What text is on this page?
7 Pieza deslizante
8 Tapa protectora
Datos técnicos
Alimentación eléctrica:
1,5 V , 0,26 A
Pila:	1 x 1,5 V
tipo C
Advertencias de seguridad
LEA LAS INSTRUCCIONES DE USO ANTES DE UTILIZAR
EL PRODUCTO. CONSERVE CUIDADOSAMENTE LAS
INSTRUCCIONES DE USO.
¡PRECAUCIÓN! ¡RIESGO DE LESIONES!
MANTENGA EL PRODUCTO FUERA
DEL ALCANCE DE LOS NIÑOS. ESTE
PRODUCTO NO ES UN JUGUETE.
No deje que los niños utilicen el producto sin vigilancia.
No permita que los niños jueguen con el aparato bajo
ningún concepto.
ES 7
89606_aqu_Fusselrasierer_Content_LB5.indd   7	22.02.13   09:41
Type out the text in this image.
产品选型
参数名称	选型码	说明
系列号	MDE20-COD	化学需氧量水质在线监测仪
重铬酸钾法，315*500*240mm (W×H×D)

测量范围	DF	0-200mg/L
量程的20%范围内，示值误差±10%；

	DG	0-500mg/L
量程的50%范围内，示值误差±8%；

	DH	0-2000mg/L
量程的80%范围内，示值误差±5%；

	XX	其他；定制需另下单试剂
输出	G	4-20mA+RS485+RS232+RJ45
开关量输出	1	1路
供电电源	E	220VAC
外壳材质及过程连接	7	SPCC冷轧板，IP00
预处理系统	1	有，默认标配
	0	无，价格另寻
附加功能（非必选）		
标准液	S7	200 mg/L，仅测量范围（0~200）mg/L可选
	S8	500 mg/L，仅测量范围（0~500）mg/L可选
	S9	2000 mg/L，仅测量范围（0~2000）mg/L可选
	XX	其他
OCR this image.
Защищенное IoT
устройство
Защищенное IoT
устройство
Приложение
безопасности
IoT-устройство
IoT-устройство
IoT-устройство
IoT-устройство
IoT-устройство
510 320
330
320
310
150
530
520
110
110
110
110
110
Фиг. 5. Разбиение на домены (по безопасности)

--------------------------------------------------

> WHAT YOU HAVE TO DO
Your task is to output all of the data above word for word.

> FINAL RESULT
What text is on this page?
7 Pieza deslizante
8 Tapa protectora
Datos técnicos
Alimentación eléctrica:
1,5 V , 0,26 A
Pila:	1 x 1,5 V
tipo C
Advertencias de seguridad
LEA LAS INSTRUCCIONES DE USO ANTES DE UTILIZAR
EL PRODUCTO. CONSERVE CUIDADOSAMENTE LAS
INSTRUCCIONES DE USO.
¡PRECAUCIÓN! ¡RIESGO DE LESIONES!
MANTENGA EL PRODUCTO FUERA
DEL ALCANCE DE LOS NIÑOS. ESTE
PRODUCTO NO ES UN JUGUETE.
No deje que los niños utilicen el producto sin vigilancia.
No permita que los niños jueguen con el aparato bajo
ningún concepto.
ES 7
89606_aqu_Fusselrasierer_Content_LB5.indd   7	22.02.13   09:41
Type out the text in this image.
产品选型
参数名称	选型码	说明
系列号	MDE20-COD	化学需氧量水质在线监测仪
重铬酸钾法，315*500*240mm (W×H×D)

测量范围	DF	0-200mg/L
量程的20%范围内，示值误差±10%；

	DG	0-500mg/L
量程的50%范围内，示值误差±8%；

	DH	0-2000mg/L
量程的80%范围内，示值误差±5%；

	XX	其他；定制需另下单试剂
输出	G	4-20mA+RS485+RS232+RJ45
开关量输出	1	1路
供电电源	E	220VAC
外壳材质及过程连接	7	SPCC冷轧板，IP00
预处理系统	1	有，默认标配
	0	无，价格另寻
附加功能（非必选）		
标准液	S7	200 mg/L，仅测量范围（0~200）mg/L可选
	S8	500 mg/L，仅测量范围（0~500）mg/L可选
	S9	2000 mg/L，仅测量范围（0~2000）mg/L可选
	XX	其他
OCR this image.
Защищенное IoT
устройство
Защищенное IoT
устройство
Приложение
безопасности
IoT-устройство
IoT-устройство
IoT-устройство
IoT-устройство
IoT-устройство
510 320
330
320
310
150
530
520
110
110
110
110
110
Фиг. 5. Разбиение на домены (по безопасности)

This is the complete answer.